* EXERCISE OBJECTIVE: Your task is to repeat all of the data exactly while excluding the pictures.

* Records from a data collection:
▬▬▬
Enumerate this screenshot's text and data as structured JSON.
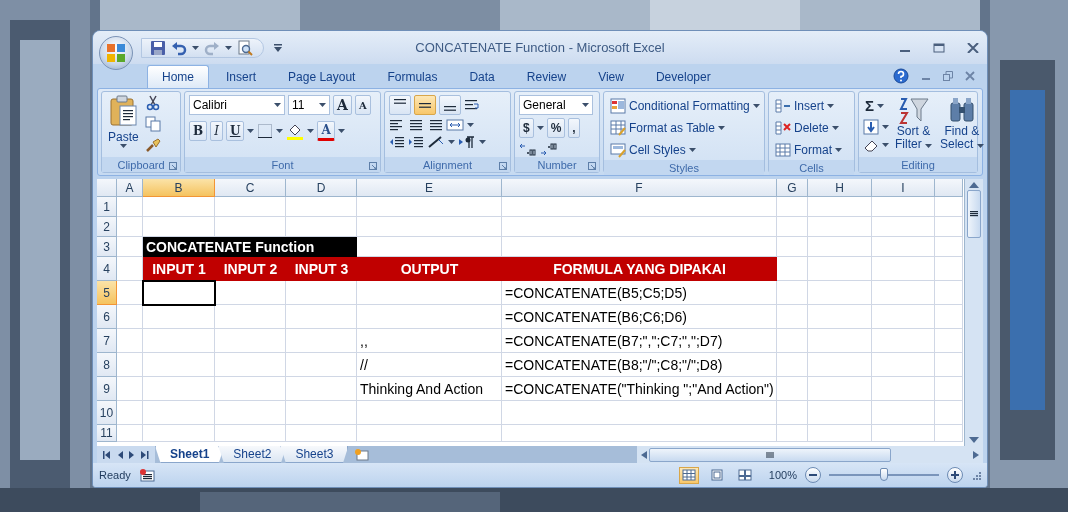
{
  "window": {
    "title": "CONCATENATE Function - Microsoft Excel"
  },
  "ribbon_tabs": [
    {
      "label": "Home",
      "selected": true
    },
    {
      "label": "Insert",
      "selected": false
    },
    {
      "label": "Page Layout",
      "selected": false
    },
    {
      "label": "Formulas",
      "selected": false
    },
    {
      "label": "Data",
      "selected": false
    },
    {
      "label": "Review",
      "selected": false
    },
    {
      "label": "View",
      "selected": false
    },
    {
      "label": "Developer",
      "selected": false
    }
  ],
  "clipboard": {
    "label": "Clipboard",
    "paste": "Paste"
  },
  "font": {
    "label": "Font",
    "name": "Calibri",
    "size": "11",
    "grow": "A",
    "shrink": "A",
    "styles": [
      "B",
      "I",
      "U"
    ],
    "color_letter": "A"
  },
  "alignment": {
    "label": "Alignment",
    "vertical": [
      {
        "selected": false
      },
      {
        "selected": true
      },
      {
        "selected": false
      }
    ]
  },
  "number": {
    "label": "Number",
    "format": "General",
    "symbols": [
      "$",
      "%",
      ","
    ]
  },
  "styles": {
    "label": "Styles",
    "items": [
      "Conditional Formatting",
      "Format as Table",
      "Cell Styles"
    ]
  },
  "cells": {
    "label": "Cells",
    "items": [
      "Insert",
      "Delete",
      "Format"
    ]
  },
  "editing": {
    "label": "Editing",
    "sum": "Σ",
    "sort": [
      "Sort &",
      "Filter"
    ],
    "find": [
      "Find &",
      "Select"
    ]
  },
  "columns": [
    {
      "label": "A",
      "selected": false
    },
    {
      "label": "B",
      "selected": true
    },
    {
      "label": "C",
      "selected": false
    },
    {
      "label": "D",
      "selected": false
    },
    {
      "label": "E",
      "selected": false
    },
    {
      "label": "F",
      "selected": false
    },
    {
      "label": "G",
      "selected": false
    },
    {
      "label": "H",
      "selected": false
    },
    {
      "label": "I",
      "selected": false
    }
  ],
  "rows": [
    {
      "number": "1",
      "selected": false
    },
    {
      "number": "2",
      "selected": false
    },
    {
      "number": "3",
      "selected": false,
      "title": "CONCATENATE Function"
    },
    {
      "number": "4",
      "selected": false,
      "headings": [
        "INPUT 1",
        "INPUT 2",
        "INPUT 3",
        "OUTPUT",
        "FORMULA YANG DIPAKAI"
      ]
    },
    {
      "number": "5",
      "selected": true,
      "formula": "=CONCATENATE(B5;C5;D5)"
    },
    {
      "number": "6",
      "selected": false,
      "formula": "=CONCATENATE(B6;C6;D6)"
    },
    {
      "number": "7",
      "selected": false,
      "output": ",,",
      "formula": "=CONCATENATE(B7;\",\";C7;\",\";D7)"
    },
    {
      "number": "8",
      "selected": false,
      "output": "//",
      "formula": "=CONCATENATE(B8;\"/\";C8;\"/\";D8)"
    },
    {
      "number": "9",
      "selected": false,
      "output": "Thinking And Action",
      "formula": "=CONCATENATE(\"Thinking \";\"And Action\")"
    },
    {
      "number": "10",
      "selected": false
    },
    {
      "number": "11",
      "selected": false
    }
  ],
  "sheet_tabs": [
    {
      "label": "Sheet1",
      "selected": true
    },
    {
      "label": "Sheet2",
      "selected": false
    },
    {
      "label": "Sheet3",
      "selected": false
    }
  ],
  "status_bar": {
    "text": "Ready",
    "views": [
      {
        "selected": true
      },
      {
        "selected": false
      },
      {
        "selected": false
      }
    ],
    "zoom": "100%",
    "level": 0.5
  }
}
▬▬▬
* RESPONSE BELOW:
Enumerate this screenshot's text and data as structured JSON.
{
  "window": {
    "title": "CONCATENATE Function - Microsoft Excel"
  },
  "ribbon_tabs": [
    {
      "label": "Home",
      "selected": true
    },
    {
      "label": "Insert",
      "selected": false
    },
    {
      "label": "Page Layout",
      "selected": false
    },
    {
      "label": "Formulas",
      "selected": false
    },
    {
      "label": "Data",
      "selected": false
    },
    {
      "label": "Review",
      "selected": false
    },
    {
      "label": "View",
      "selected": false
    },
    {
      "label": "Developer",
      "selected": false
    }
  ],
  "clipboard": {
    "label": "Clipboard",
    "paste": "Paste"
  },
  "font": {
    "label": "Font",
    "name": "Calibri",
    "size": "11",
    "grow": "A",
    "shrink": "A",
    "styles": [
      "B",
      "I",
      "U"
    ],
    "color_letter": "A"
  },
  "alignment": {
    "label": "Alignment",
    "vertical": [
      {
        "selected": false
      },
      {
        "selected": true
      },
      {
        "selected": false
      }
    ]
  },
  "number": {
    "label": "Number",
    "format": "General",
    "symbols": [
      "$",
      "%",
      ","
    ]
  },
  "styles": {
    "label": "Styles",
    "items": [
      "Conditional Formatting",
      "Format as Table",
      "Cell Styles"
    ]
  },
  "cells": {
    "label": "Cells",
    "items": [
      "Insert",
      "Delete",
      "Format"
    ]
  },
  "editing": {
    "label": "Editing",
    "sum": "Σ",
    "sort": [
      "Sort &",
      "Filter"
    ],
    "find": [
      "Find &",
      "Select"
    ]
  },
  "columns": [
    {
      "label": "A",
      "selected": false
    },
    {
      "label": "B",
      "selected": true
    },
    {
      "label": "C",
      "selected": false
    },
    {
      "label": "D",
      "selected": false
    },
    {
      "label": "E",
      "selected": false
    },
    {
      "label": "F",
      "selected": false
    },
    {
      "label": "G",
      "selected": false
    },
    {
      "label": "H",
      "selected": false
    },
    {
      "label": "I",
      "selected": false
    }
  ],
  "rows": [
    {
      "number": "1",
      "selected": false
    },
    {
      "number": "2",
      "selected": false
    },
    {
      "number": "3",
      "selected": false,
      "title": "CONCATENATE Function"
    },
    {
      "number": "4",
      "selected": false,
      "headings": [
        "INPUT 1",
        "INPUT 2",
        "INPUT 3",
        "OUTPUT",
        "FORMULA YANG DIPAKAI"
      ]
    },
    {
      "number": "5",
      "selected": true,
      "formula": "=CONCATENATE(B5;C5;D5)"
    },
    {
      "number": "6",
      "selected": false,
      "formula": "=CONCATENATE(B6;C6;D6)"
    },
    {
      "number": "7",
      "selected": false,
      "output": ",,",
      "formula": "=CONCATENATE(B7;\",\";C7;\",\";D7)"
    },
    {
      "number": "8",
      "selected": false,
      "output": "//",
      "formula": "=CONCATENATE(B8;\"/\";C8;\"/\";D8)"
    },
    {
      "number": "9",
      "selected": false,
      "output": "Thinking And Action",
      "formula": "=CONCATENATE(\"Thinking \";\"And Action\")"
    },
    {
      "number": "10",
      "selected": false
    },
    {
      "number": "11",
      "selected": false
    }
  ],
  "sheet_tabs": [
    {
      "label": "Sheet1",
      "selected": true
    },
    {
      "label": "Sheet2",
      "selected": false
    },
    {
      "label": "Sheet3",
      "selected": false
    }
  ],
  "status_bar": {
    "text": "Ready",
    "views": [
      {
        "selected": true
      },
      {
        "selected": false
      },
      {
        "selected": false
      }
    ],
    "zoom": "100%",
    "level": 0.5
  }
}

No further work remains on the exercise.